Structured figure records
::::

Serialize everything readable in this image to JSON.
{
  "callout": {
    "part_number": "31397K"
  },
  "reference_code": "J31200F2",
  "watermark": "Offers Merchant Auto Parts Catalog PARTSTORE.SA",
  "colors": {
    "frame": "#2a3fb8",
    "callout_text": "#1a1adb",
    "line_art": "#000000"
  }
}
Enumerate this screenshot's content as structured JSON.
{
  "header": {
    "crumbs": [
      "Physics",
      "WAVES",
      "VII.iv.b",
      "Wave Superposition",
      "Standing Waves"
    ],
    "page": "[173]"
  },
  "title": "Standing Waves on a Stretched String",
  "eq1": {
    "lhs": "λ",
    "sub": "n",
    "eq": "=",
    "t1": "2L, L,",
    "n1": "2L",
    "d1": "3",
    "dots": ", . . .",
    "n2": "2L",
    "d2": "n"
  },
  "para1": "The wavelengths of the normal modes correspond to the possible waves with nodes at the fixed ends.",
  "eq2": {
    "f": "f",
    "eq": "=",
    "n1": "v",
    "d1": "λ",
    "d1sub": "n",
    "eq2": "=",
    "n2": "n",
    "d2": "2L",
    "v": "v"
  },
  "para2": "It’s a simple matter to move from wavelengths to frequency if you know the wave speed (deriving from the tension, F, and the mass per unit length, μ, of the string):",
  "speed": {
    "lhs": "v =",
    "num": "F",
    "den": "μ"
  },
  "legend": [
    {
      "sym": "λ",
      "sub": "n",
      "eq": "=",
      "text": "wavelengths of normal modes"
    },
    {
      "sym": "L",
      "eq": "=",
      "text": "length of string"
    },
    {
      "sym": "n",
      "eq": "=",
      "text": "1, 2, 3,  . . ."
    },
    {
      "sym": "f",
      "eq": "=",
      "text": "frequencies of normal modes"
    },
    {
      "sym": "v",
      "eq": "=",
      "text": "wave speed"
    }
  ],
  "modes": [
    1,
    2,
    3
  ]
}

::::

Report all lines of the data that include the word "normal".

Reply>
  "para1": "The wavelengths of the normal modes correspond to the possible waves with nodes at the fixed ends.",
      "text": "wavelengths of normal modes"
      "text": "frequencies of normal modes"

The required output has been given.